Records from a data collection:
================================
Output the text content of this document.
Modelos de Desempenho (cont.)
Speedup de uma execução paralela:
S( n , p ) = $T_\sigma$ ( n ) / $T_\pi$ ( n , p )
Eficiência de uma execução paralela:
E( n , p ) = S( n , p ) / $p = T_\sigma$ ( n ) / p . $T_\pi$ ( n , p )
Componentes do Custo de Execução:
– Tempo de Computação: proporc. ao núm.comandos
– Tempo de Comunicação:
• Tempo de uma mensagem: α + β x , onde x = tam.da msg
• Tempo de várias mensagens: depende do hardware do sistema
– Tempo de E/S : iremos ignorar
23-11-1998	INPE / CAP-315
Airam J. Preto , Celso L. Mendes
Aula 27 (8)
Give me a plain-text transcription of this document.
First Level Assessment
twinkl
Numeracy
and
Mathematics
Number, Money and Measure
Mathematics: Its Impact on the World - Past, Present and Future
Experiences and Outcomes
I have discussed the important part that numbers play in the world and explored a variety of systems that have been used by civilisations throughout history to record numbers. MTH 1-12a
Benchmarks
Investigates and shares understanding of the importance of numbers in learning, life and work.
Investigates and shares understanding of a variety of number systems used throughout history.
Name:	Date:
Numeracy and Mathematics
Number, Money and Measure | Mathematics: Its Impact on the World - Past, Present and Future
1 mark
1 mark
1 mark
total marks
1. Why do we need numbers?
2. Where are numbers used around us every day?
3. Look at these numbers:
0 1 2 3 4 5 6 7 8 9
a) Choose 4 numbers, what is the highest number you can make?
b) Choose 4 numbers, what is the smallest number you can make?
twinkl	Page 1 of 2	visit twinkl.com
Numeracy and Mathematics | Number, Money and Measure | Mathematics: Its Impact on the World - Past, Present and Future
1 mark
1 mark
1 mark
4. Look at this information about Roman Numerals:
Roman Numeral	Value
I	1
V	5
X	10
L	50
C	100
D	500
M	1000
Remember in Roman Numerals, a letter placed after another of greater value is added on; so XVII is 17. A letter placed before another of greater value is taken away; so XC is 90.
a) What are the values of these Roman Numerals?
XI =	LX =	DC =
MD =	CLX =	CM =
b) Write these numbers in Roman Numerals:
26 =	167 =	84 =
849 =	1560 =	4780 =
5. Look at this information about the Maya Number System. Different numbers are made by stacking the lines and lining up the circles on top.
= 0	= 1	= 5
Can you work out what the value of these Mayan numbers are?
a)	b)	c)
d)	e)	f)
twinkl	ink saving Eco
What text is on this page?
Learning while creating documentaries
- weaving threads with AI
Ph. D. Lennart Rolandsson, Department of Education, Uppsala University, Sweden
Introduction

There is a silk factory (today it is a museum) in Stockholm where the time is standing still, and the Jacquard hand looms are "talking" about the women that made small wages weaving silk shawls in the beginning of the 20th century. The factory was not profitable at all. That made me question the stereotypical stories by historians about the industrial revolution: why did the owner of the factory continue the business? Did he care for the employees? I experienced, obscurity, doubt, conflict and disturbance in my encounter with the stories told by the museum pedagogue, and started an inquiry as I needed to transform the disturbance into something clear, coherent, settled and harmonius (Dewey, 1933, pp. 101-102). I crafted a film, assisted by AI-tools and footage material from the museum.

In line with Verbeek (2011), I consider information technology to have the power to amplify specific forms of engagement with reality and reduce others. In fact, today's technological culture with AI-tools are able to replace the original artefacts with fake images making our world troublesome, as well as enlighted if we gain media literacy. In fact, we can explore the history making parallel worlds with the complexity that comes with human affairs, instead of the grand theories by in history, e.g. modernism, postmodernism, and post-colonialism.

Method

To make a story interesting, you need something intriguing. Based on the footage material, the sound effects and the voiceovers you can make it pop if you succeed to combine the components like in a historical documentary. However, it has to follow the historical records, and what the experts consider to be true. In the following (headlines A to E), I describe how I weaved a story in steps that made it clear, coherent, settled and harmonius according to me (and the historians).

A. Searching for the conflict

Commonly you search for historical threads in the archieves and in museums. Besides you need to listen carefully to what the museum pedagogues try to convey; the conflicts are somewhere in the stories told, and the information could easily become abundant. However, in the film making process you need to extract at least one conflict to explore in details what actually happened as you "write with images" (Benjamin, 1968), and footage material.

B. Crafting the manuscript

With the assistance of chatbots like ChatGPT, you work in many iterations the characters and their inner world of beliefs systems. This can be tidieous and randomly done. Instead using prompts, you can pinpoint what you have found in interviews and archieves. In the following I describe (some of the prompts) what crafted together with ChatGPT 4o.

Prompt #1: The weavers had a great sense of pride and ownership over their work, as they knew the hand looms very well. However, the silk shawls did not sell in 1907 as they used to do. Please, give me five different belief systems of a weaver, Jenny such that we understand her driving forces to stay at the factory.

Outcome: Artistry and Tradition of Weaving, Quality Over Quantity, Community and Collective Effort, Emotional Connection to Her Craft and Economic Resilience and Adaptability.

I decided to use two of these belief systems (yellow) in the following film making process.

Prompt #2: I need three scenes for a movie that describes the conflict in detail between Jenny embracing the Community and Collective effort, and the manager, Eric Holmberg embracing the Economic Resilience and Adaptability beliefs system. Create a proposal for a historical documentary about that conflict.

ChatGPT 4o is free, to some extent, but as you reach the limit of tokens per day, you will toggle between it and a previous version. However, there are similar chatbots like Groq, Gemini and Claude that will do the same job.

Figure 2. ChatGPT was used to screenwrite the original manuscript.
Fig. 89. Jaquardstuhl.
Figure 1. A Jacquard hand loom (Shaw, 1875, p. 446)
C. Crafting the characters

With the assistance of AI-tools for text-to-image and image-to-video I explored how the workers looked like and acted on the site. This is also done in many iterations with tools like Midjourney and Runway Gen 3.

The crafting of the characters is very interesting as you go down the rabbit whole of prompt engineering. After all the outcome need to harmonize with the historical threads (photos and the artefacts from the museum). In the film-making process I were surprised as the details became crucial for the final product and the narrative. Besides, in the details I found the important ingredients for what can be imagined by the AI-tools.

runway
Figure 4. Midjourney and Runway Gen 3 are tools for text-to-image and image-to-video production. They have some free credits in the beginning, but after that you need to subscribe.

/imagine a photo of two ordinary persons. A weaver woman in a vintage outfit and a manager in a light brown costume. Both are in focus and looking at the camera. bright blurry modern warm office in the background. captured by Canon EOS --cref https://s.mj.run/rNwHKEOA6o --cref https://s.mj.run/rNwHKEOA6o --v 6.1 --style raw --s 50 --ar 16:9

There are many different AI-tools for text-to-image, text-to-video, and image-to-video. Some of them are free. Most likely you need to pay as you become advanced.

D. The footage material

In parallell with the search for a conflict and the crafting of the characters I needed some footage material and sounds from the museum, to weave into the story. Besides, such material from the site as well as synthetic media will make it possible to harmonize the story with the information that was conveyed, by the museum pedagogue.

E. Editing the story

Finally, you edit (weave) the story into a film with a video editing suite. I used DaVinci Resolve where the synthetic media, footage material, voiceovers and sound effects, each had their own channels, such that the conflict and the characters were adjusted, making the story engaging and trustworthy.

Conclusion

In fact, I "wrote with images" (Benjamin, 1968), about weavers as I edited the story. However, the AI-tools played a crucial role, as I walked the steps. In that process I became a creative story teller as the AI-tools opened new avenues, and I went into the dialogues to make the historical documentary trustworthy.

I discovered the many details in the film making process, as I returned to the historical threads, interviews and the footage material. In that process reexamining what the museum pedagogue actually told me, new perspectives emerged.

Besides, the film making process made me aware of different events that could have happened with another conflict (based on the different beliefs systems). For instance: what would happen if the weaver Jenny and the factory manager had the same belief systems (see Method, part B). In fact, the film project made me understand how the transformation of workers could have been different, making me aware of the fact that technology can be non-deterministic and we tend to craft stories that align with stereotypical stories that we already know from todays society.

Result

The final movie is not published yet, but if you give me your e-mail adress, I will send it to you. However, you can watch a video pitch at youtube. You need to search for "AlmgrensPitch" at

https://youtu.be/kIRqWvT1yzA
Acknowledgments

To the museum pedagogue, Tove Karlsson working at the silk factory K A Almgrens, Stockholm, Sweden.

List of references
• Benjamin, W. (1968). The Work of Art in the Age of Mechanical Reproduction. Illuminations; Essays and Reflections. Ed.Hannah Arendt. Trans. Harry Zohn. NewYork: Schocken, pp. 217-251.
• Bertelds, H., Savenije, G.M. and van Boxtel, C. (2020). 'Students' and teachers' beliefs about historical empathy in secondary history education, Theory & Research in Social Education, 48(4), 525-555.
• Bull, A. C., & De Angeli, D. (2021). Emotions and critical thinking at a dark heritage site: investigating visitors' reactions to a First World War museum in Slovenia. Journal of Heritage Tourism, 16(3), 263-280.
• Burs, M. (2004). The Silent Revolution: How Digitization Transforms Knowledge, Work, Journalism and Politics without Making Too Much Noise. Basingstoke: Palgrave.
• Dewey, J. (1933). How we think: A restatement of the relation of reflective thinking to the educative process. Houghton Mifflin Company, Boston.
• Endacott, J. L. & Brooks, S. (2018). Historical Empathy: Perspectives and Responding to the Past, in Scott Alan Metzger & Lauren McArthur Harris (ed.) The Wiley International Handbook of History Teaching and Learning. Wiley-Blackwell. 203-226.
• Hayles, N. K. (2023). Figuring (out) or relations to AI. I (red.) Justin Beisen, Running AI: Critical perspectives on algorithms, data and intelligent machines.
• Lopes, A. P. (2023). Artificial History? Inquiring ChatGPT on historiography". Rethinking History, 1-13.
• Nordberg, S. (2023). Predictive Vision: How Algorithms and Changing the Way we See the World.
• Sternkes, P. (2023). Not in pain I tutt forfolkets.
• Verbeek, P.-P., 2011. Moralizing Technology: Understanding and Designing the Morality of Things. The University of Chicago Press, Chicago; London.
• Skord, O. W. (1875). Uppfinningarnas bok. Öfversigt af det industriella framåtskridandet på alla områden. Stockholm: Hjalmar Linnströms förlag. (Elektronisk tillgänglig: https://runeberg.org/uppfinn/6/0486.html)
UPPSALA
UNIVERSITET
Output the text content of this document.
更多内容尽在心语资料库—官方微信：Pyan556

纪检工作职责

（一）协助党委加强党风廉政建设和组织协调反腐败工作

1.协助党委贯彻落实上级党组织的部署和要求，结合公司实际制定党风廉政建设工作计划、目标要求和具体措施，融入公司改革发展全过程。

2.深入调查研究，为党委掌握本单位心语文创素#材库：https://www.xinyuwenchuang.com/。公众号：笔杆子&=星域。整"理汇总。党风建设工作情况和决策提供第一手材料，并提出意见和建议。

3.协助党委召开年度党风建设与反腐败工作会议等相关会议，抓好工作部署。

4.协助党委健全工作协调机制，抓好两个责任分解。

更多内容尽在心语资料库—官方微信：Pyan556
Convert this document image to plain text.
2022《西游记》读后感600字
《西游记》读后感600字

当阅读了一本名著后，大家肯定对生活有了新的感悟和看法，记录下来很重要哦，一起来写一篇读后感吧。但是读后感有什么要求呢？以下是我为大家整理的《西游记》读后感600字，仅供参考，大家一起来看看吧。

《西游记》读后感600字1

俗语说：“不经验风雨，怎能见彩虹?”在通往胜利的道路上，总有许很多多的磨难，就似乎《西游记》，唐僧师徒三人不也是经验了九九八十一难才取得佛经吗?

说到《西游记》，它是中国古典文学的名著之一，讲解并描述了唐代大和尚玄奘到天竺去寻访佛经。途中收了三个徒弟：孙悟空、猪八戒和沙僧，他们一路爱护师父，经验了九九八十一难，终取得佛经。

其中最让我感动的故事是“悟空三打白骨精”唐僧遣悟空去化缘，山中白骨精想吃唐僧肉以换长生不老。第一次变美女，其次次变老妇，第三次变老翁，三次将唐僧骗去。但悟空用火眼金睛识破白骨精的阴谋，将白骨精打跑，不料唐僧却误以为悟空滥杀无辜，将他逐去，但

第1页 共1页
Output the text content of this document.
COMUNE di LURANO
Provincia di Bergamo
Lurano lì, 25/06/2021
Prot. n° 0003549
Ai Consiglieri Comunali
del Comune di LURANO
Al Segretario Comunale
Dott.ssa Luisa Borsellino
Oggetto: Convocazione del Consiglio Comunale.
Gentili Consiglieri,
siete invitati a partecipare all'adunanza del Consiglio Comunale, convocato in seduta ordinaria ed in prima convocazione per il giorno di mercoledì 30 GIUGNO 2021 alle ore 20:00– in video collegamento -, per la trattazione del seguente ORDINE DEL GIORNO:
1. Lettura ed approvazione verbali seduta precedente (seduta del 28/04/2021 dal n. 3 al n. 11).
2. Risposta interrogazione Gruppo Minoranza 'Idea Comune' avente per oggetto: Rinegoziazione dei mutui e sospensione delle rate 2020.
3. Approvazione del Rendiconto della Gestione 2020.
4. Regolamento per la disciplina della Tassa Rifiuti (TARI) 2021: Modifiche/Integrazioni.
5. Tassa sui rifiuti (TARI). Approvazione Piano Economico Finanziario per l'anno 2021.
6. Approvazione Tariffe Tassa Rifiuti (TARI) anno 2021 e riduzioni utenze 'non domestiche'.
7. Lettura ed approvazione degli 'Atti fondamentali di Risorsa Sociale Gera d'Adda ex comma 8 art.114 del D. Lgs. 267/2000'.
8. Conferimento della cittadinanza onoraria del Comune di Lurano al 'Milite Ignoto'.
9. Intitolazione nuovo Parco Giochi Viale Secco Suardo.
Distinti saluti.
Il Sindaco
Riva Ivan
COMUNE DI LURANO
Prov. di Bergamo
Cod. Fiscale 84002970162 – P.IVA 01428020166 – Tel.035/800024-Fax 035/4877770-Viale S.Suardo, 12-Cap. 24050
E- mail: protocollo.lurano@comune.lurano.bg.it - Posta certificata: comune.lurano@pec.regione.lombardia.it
================================
§ **TASK REQUIREMENTS**: From the data above, work out how many lines hold "details". Answer with the number alone.

§ **RIGHT ANSWER**: 3